— Rows from a figure dataset —

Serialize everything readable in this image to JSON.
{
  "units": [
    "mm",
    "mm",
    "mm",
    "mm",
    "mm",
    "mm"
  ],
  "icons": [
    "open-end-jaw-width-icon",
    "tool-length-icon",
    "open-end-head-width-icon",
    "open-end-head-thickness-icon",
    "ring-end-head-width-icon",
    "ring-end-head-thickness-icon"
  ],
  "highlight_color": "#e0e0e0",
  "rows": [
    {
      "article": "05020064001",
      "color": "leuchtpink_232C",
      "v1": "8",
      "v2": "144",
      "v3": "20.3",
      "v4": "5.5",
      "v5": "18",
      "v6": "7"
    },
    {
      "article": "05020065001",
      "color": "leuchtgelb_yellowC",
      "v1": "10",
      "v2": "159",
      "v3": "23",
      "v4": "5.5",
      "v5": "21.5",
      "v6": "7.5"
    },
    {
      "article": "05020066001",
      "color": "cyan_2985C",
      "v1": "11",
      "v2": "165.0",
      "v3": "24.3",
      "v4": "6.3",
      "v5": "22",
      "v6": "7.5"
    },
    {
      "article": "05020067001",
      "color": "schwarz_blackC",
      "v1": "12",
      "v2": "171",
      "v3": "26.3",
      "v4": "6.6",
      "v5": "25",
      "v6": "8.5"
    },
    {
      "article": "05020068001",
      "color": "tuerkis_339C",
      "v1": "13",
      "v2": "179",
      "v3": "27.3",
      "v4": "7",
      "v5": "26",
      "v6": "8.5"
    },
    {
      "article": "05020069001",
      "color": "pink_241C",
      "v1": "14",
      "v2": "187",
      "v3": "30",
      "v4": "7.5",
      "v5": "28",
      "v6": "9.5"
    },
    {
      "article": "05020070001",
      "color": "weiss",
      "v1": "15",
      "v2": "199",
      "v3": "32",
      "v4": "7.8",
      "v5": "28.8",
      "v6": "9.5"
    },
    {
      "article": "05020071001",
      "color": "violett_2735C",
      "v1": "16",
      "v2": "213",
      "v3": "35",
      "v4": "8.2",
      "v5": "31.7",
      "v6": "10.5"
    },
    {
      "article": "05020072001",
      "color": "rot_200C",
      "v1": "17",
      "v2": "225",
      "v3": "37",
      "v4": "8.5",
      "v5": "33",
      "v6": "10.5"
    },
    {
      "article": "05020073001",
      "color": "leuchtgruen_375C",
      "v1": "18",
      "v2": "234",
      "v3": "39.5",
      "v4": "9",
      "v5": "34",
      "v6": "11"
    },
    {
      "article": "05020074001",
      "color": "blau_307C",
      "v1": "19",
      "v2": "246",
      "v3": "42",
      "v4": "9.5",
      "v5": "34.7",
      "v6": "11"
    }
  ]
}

— Work instructions —
Determine how many lines of the listing hold the word "head" and reply with that figure alone.

— Solution for this problem —
4